SHORT EXERCISE -> All the records that follow need to be reproduced exactly. Omit the images.
+---+
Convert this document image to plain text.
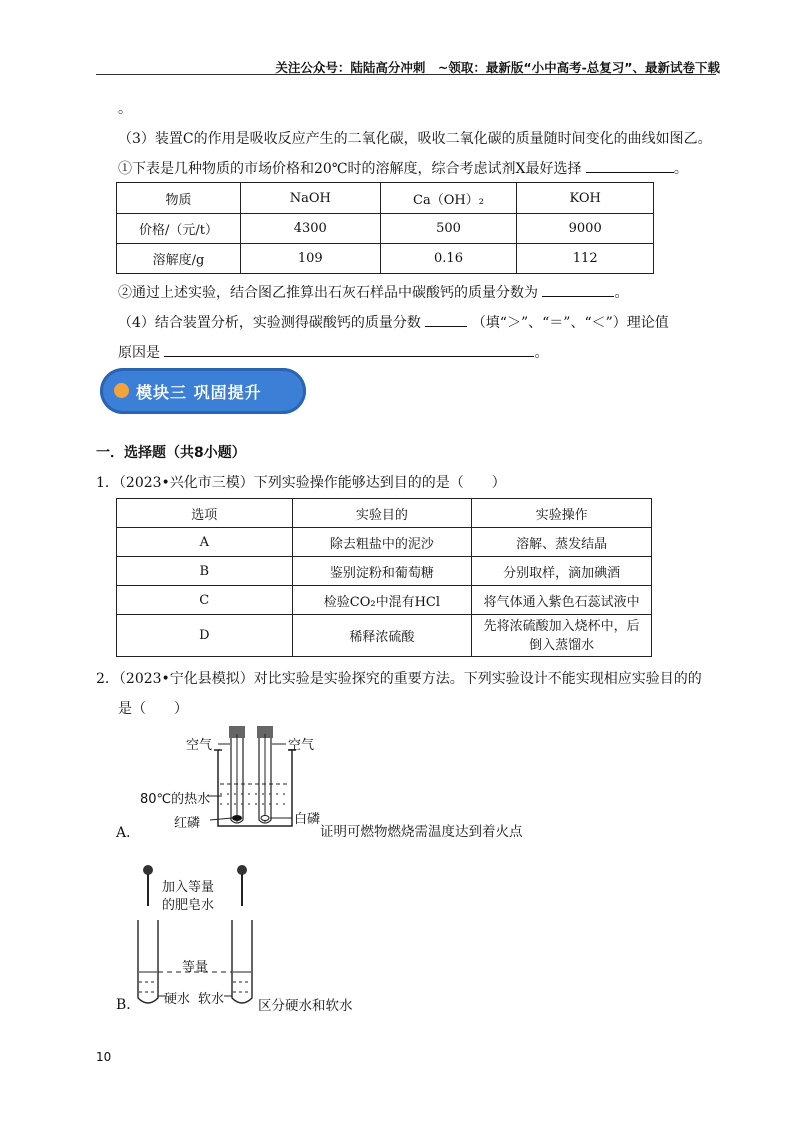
关注公众号：陆陆高分冲刺　~领取：最新版“小中高考-总复习”、最新试卷下载
。
（3）装置C的作用是吸收反应产生的二氧化碳，吸收二氧化碳的质量随时间变化的曲线如图乙。
①下表是几种物质的市场价格和20℃时的溶解度，综合考虑试剂X最好选择	。
物质	NaOH	Ca（OH）₂	KOH
价格/（元/t）	4300	500	9000
溶解度/g	109	0.16	112
②通过上述实验，结合图乙推算出石灰石样品中碳酸钙的质量分数为	。
（4）结合装置分析，实验测得碳酸钙的质量分数	（填“＞”、“＝”、“＜”）理论值
原因是	。
模块三 巩固提升
一．选择题（共8小题）
1．（2023•兴化市三模）下列实验操作能够达到目的的是（　　）
选项	实验目的	实验操作
A	除去粗盐中的泥沙	溶解、蒸发结晶
B	鉴别淀粉和葡萄糖	分别取样，滴加碘酒
C	检验CO₂中混有HCl	将气体通入紫色石蕊试液中
D	稀释浓硫酸	先将浓硫酸加入烧杯中，后倒入蒸馏水
2．（2023•宁化县模拟）对比实验是实验探究的重要方法。下列实验设计不能实现相应实验目的的
是（　　）
A．
空气	空气
80℃的热水
红磷	白磷
证明可燃物燃烧需温度达到着火点
B．
加入等量
的肥皂水
等量
硬水 软水	区分硬水和软水
10
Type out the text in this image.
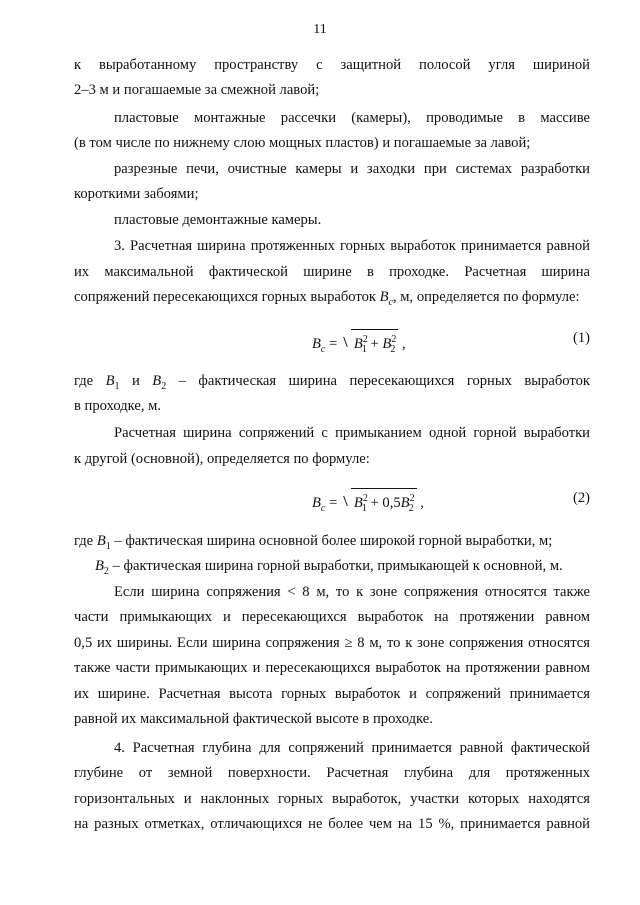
11
к выработанному пространству с защитной полосой угля шириной
2–3 м и погашаемые за смежной лавой;
пластовые монтажные рассечки (камеры), проводимые в массиве
(в том числе по нижнему слою мощных пластов) и погашаемые за лавой;
разрезные печи, очистные камеры и заходки при системах разработки
короткими забоями;
пластовые демонтажные камеры.
3. Расчетная ширина протяженных горных выработок принимается равной
их максимальной фактической ширине в проходке. Расчетная ширина
сопряжений пересекающихся горных выработок $B_c$, м, определяется по формуле:
$B_c = B^2_1 + B^2_2$ ,	(1)
где $B_1$ и $B_2$ – фактическая ширина пересекающихся горных выработок
в проходке, м.
Расчетная ширина сопряжений с примыканием одной горной выработки
к другой (основной), определяется по формуле:
$B_c = B^2_1 + 0,5B^2_2$ ,	(2)
где $B_1$ – фактическая ширина основной более широкой горной выработки, м;
$B_2$ – фактическая ширина горной выработки, примыкающей к основной, м.
Если ширина сопряжения < 8 м, то к зоне сопряжения относятся также
части примыкающих и пересекающихся выработок на протяжении равном
0,5 их ширины. Если ширина сопряжения ≥ 8 м, то к зоне сопряжения относятся
также части примыкающих и пересекающихся выработок на протяжении равном
их ширине. Расчетная высота горных выработок и сопряжений принимается
равной их максимальной фактической высоте в проходке.
4. Расчетная глубина для сопряжений принимается равной фактической
глубине от земной поверхности. Расчетная глубина для протяженных
горизонтальных и наклонных горных выработок, участки которых находятся
на разных отметках, отличающихся не более чем на 15 %, принимается равной
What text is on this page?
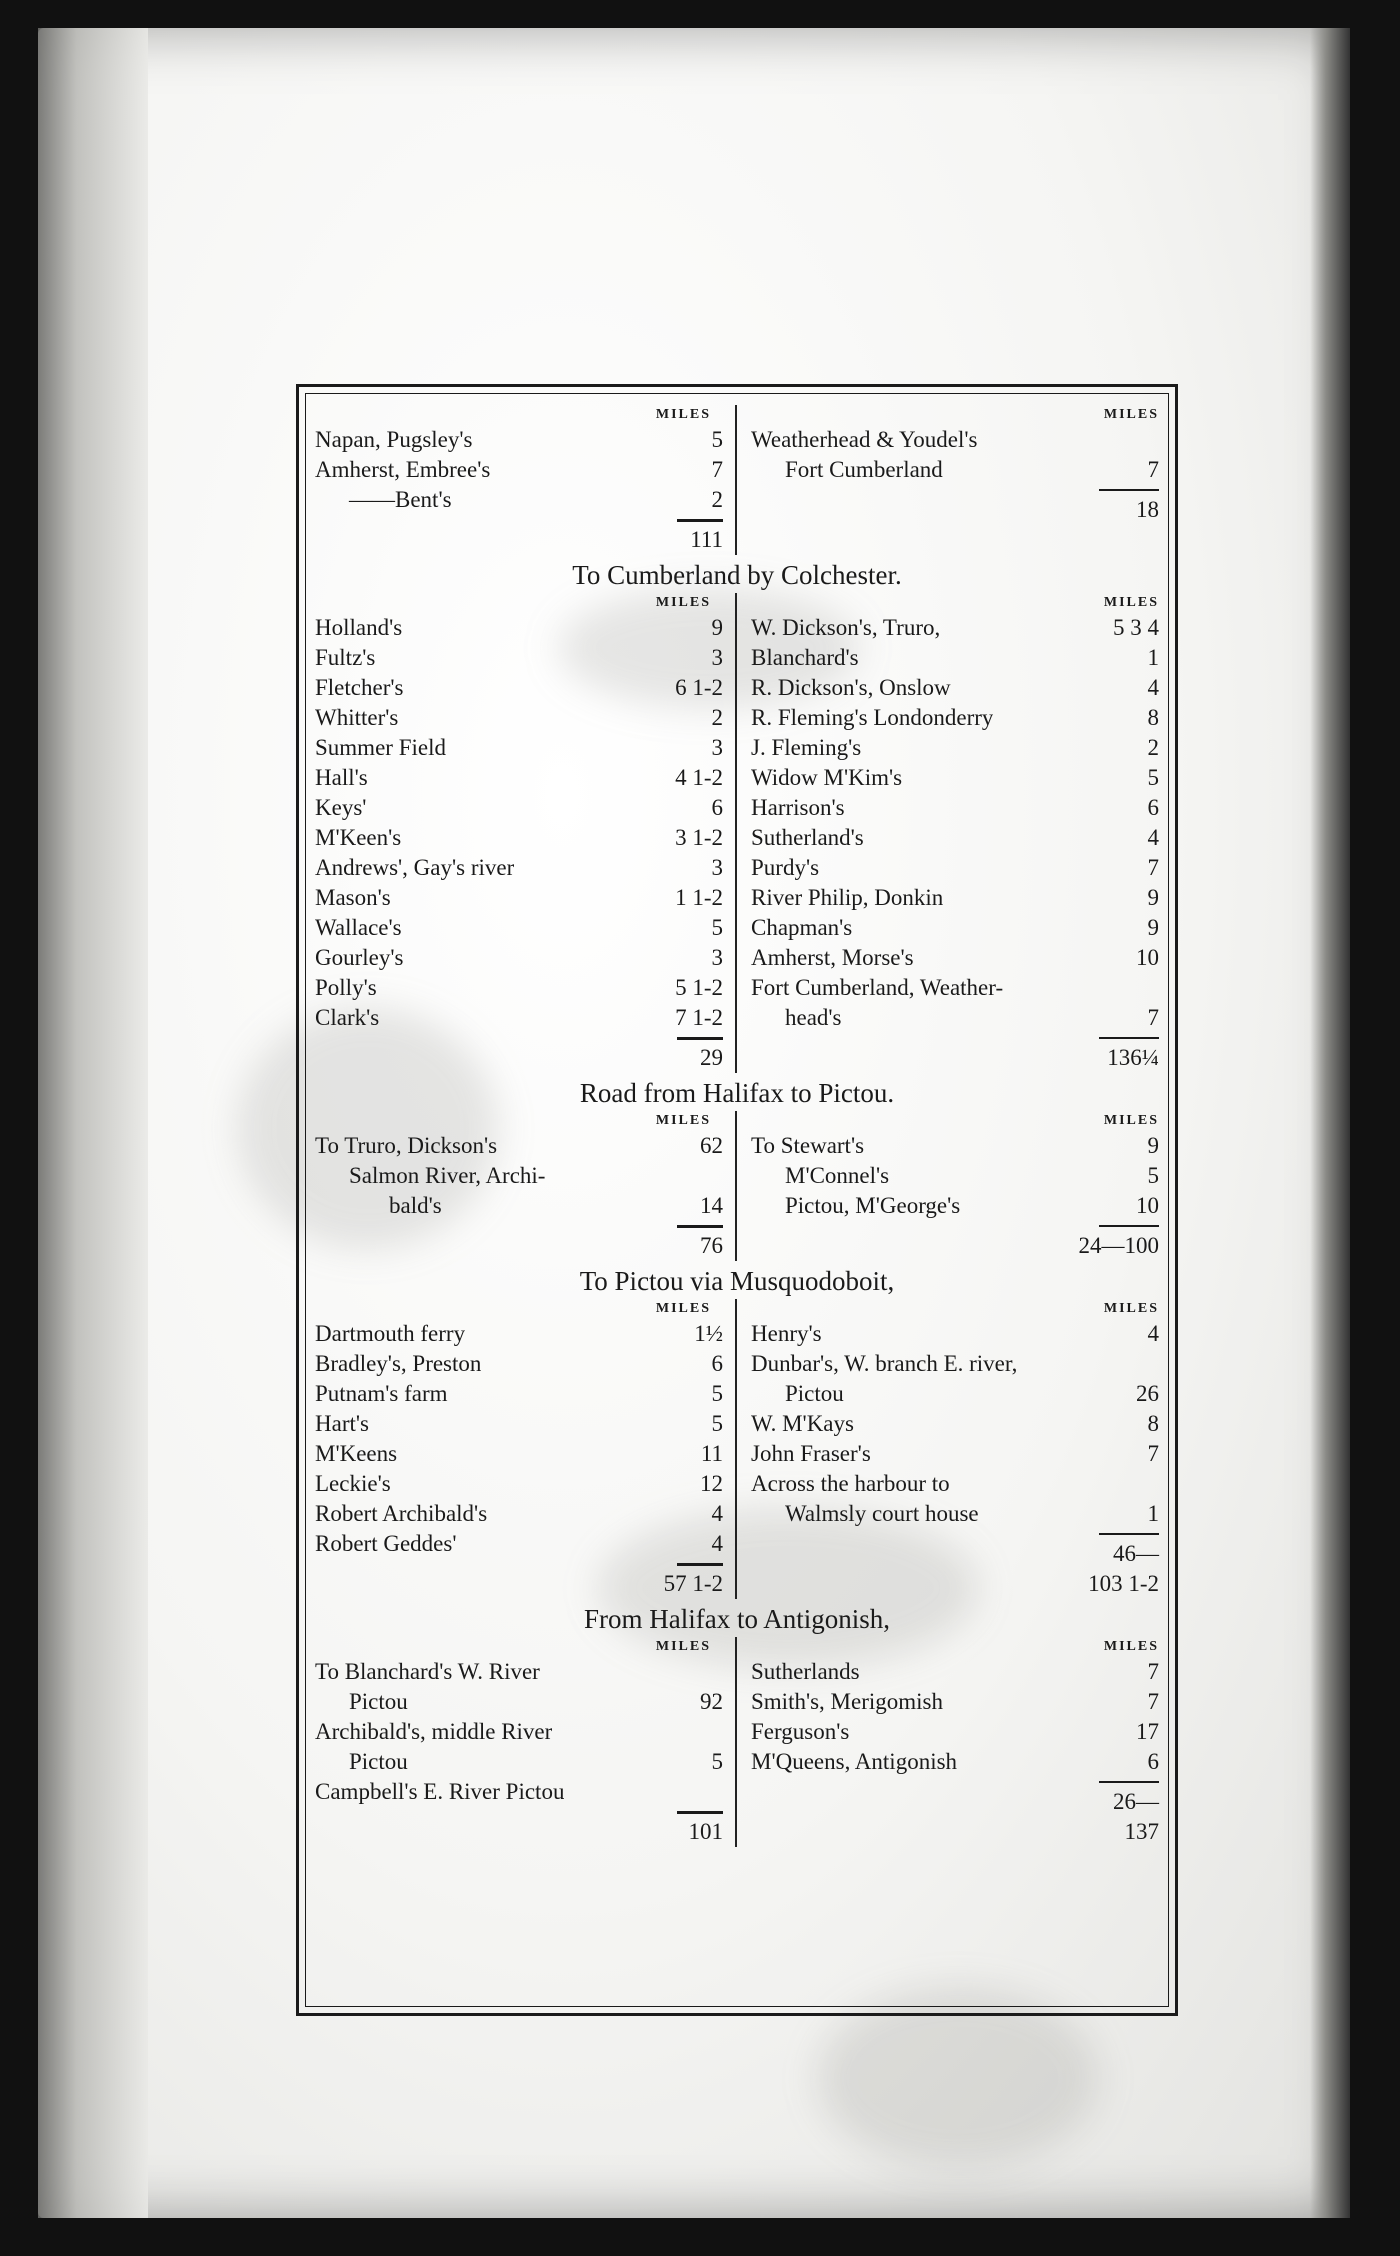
MILES
Napan, Pugsley's	5
Amherst, Embree's	7
——Bent's	2
111
MILES
Weatherhead & Youdel's
Fort Cumberland	7
18
To Cumberland by Colchester.
MILES
Holland's	9
Fultz's	3
Fletcher's	6 1-2
Whitter's	2
Summer Field	3
Hall's	4 1-2
Keys'	6
M'Keen's	3 1-2
Andrews', Gay's river	3
Mason's	1 1-2
Wallace's	5
Gourley's	3
Polly's	5 1-2
Clark's	7 1-2
29
MILES
W. Dickson's, Truro,	5 3 4
Blanchard's	1
R. Dickson's, Onslow	4
R. Fleming's Londonderry	8
J. Fleming's	2
Widow M'Kim's	5
Harrison's	6
Sutherland's	4
Purdy's	7
River Philip, Donkin	9
Chapman's	9
Amherst, Morse's	10
Fort Cumberland, Weather-
head's	7
136¼
Road from Halifax to Pictou.
MILES
To Truro, Dickson's	62
Salmon River, Archi-
bald's	14
76
MILES
To Stewart's	9
M'Connel's	5
Pictou, M'George's	10
24—100
To Pictou via Musquodoboit,
MILES
Dartmouth ferry	1½
Bradley's, Preston	6
Putnam's farm	5
Hart's	5
M'Keens	11
Leckie's	12
Robert Archibald's	4
Robert Geddes'	4
57 1-2
MILES
Henry's	4
Dunbar's, W. branch E. river,
Pictou	26
W. M'Kays	8
John Fraser's	7
Across the harbour to
Walmsly court house	1
46—
103 1-2
From Halifax to Antigonish,
MILES
To Blanchard's W. River
Pictou	92
Archibald's, middle River
Pictou	5
Campbell's E. River Pictou
101
MILES
Sutherlands	7
Smith's, Merigomish	7
Ferguson's	17
M'Queens, Antigonish	6
26—
137
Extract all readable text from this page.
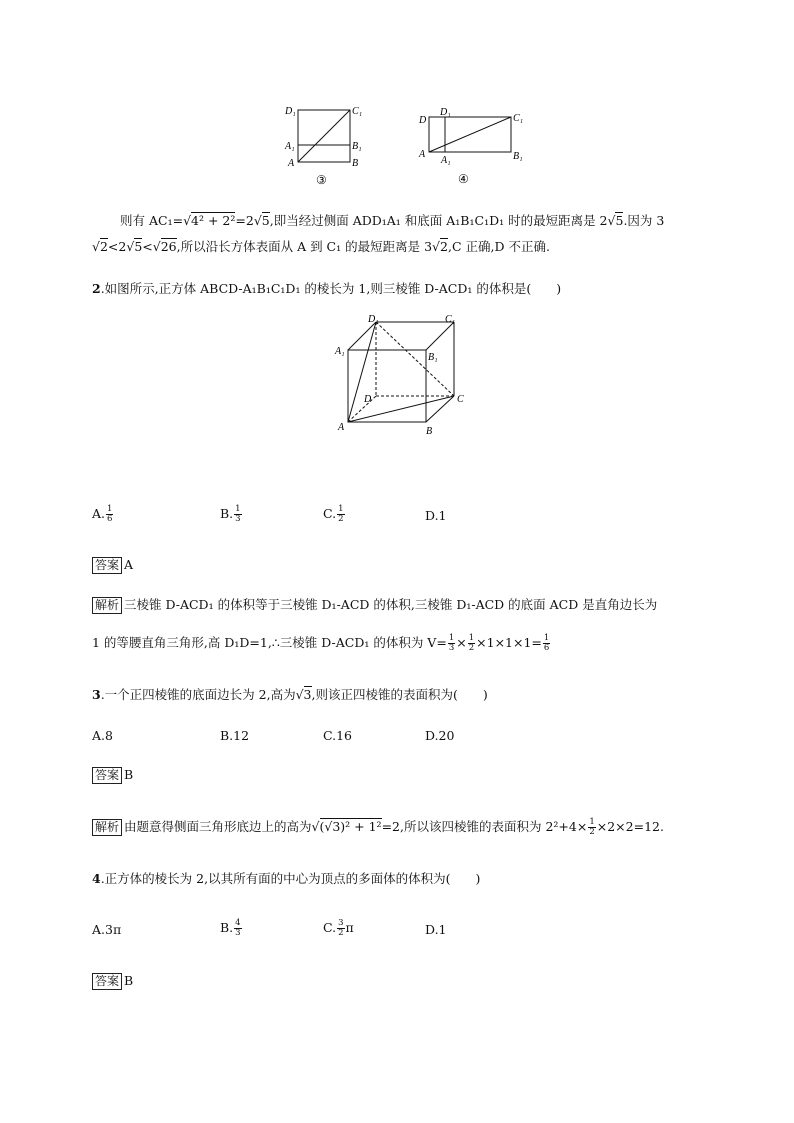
D₁	C₁
A₁	B₁
A	B
③
D₁
D	C₁
A
A₁	B₁
④
则有 AC₁=√4² + 2²=2√5,即当经过侧面 ADD₁A₁ 和底面 A₁B₁C₁D₁ 时的最短距离是 2√5.因为 3
√2<2√5<√26,所以沿长方体表面从 A 到 C₁ 的最短距离是 3√2,C 正确,D 不正确.
2.如图所示,正方体 ABCD-A₁B₁C₁D₁ 的棱长为 1,则三棱锥 D-ACD₁ 的体积是(　　)
D₁	C₁
A₁
B₁
D	C
A	B
A. $\frac{1}{6}$	B. $\frac{1}{3}$	C. $\frac{1}{2}$	D.1
答案 A
解析 三棱锥 D-ACD₁ 的体积等于三棱锥 D₁-ACD 的体积,三棱锥 D₁-ACD 的底面 ACD 是直角边长为
1 的等腰直角三角形,高 D₁D=1,∴三棱锥 D-ACD₁ 的体积为 $V= \frac{1}{3} \times \frac{1}{2} \times 1\times 1\times 1= \frac{1}{6}$
3.一个正四棱锥的底面边长为 2,高为√3,则该正四棱锥的表面积为(　　)
A.8	B.12	C.16	D.20
答案 B
解析 由题意得侧面三角形底边上的高为√(√3)² + 1²=2,所以该四棱锥的表面积为 $2^2+4\times \frac{1}{2} \times 2\times 2=12$.
4.正方体的棱长为 2,以其所有面的中心为顶点的多面体的体积为(　　)
A.3π	B. $\frac{4}{3}$	C. $\frac{3}{2}$ π	D.1
答案 B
+---+
THE RESPONSE ->
Convert this document image to plain text.
关注公众号：陆陆高分冲刺　~领取：最新版“小中高考-总复习”、最新试卷下载
。
（3）装置C的作用是吸收反应产生的二氧化碳，吸收二氧化碳的质量随时间变化的曲线如图乙。
①下表是几种物质的市场价格和20℃时的溶解度，综合考虑试剂X最好选择	。
物质	NaOH	Ca（OH）₂	KOH
价格/（元/t）	4300	500	9000
溶解度/g	109	0.16	112
②通过上述实验，结合图乙推算出石灰石样品中碳酸钙的质量分数为	。
（4）结合装置分析，实验测得碳酸钙的质量分数	（填“＞”、“＝”、“＜”）理论值
原因是	。
模块三 巩固提升
一．选择题（共8小题）
1．（2023•兴化市三模）下列实验操作能够达到目的的是（　　）
选项	实验目的	实验操作
A	除去粗盐中的泥沙	溶解、蒸发结晶
B	鉴别淀粉和葡萄糖	分别取样，滴加碘酒
C	检验CO₂中混有HCl	将气体通入紫色石蕊试液中
D	稀释浓硫酸	先将浓硫酸加入烧杯中，后倒入蒸馏水
2．（2023•宁化县模拟）对比实验是实验探究的重要方法。下列实验设计不能实现相应实验目的的
是（　　）
A．
空气	空气
80℃的热水
红磷	白磷
证明可燃物燃烧需温度达到着火点
B．
加入等量
的肥皂水
等量
硬水 软水	区分硬水和软水
10
Type out the text in this image.
11
к выработанному пространству с защитной полосой угля шириной
2–3 м и погашаемые за смежной лавой;
пластовые монтажные рассечки (камеры), проводимые в массиве
(в том числе по нижнему слою мощных пластов) и погашаемые за лавой;
разрезные печи, очистные камеры и заходки при системах разработки
короткими забоями;
пластовые демонтажные камеры.
3. Расчетная ширина протяженных горных выработок принимается равной
их максимальной фактической ширине в проходке. Расчетная ширина
сопряжений пересекающихся горных выработок $B_c$, м, определяется по формуле:
$B_c = B^2_1 + B^2_2$ ,	(1)
где $B_1$ и $B_2$ – фактическая ширина пересекающихся горных выработок
в проходке, м.
Расчетная ширина сопряжений с примыканием одной горной выработки
к другой (основной), определяется по формуле:
$B_c = B^2_1 + 0,5B^2_2$ ,	(2)
где $B_1$ – фактическая ширина основной более широкой горной выработки, м;
$B_2$ – фактическая ширина горной выработки, примыкающей к основной, м.
Если ширина сопряжения < 8 м, то к зоне сопряжения относятся также
части примыкающих и пересекающихся выработок на протяжении равном
0,5 их ширины. Если ширина сопряжения ≥ 8 м, то к зоне сопряжения относятся
также части примыкающих и пересекающихся выработок на протяжении равном
их ширине. Расчетная высота горных выработок и сопряжений принимается
равной их максимальной фактической высоте в проходке.
4. Расчетная глубина для сопряжений принимается равной фактической
глубине от земной поверхности. Расчетная глубина для протяженных
горизонтальных и наклонных горных выработок, участки которых находятся
на разных отметках, отличающихся не более чем на 15 %, принимается равной
What text is on this page?
MILES
Napan, Pugsley's	5
Amherst, Embree's	7
——Bent's	2
111
MILES
Weatherhead & Youdel's
Fort Cumberland	7
18
To Cumberland by Colchester.
MILES
Holland's	9
Fultz's	3
Fletcher's	6 1-2
Whitter's	2
Summer Field	3
Hall's	4 1-2
Keys'	6
M'Keen's	3 1-2
Andrews', Gay's river	3
Mason's	1 1-2
Wallace's	5
Gourley's	3
Polly's	5 1-2
Clark's	7 1-2
29
MILES
W. Dickson's, Truro,	5 3 4
Blanchard's	1
R. Dickson's, Onslow	4
R. Fleming's Londonderry	8
J. Fleming's	2
Widow M'Kim's	5
Harrison's	6
Sutherland's	4
Purdy's	7
River Philip, Donkin	9
Chapman's	9
Amherst, Morse's	10
Fort Cumberland, Weather-
head's	7
136¼
Road from Halifax to Pictou.
MILES
To Truro, Dickson's	62
Salmon River, Archi-
bald's	14
76
MILES
To Stewart's	9
M'Connel's	5
Pictou, M'George's	10
24—100
To Pictou via Musquodoboit,
MILES
Dartmouth ferry	1½
Bradley's, Preston	6
Putnam's farm	5
Hart's	5
M'Keens	11
Leckie's	12
Robert Archibald's	4
Robert Geddes'	4
57 1-2
MILES
Henry's	4
Dunbar's, W. branch E. river,
Pictou	26
W. M'Kays	8
John Fraser's	7
Across the harbour to
Walmsly court house	1
46—
103 1-2
From Halifax to Antigonish,
MILES
To Blanchard's W. River
Pictou	92
Archibald's, middle River
Pictou	5
Campbell's E. River Pictou
101
MILES
Sutherlands	7
Smith's, Merigomish	7
Ferguson's	17
M'Queens, Antigonish	6
26—
137
Extract all readable text from this page.
D₁	C₁
A₁	B₁
A	B
③
D₁
D	C₁
A
A₁	B₁
④
则有 AC₁=√4² + 2²=2√5,即当经过侧面 ADD₁A₁ 和底面 A₁B₁C₁D₁ 时的最短距离是 2√5.因为 3
√2<2√5<√26,所以沿长方体表面从 A 到 C₁ 的最短距离是 3√2,C 正确,D 不正确.
2.如图所示,正方体 ABCD-A₁B₁C₁D₁ 的棱长为 1,则三棱锥 D-ACD₁ 的体积是(　　)
D₁	C₁
A₁
B₁
D	C
A	B
A. $\frac{1}{6}$	B. $\frac{1}{3}$	C. $\frac{1}{2}$	D.1
答案 A
解析 三棱锥 D-ACD₁ 的体积等于三棱锥 D₁-ACD 的体积,三棱锥 D₁-ACD 的底面 ACD 是直角边长为
1 的等腰直角三角形,高 D₁D=1,∴三棱锥 D-ACD₁ 的体积为 $V= \frac{1}{3} \times \frac{1}{2} \times 1\times 1\times 1= \frac{1}{6}$
3.一个正四棱锥的底面边长为 2,高为√3,则该正四棱锥的表面积为(　　)
A.8	B.12	C.16	D.20
答案 B
解析 由题意得侧面三角形底边上的高为√(√3)² + 1²=2,所以该四棱锥的表面积为 $2^2+4\times \frac{1}{2} \times 2\times 2=12$.
4.正方体的棱长为 2,以其所有面的中心为顶点的多面体的体积为(　　)
A.3π	B. $\frac{4}{3}$	C. $\frac{3}{2}$ π	D.1
答案 B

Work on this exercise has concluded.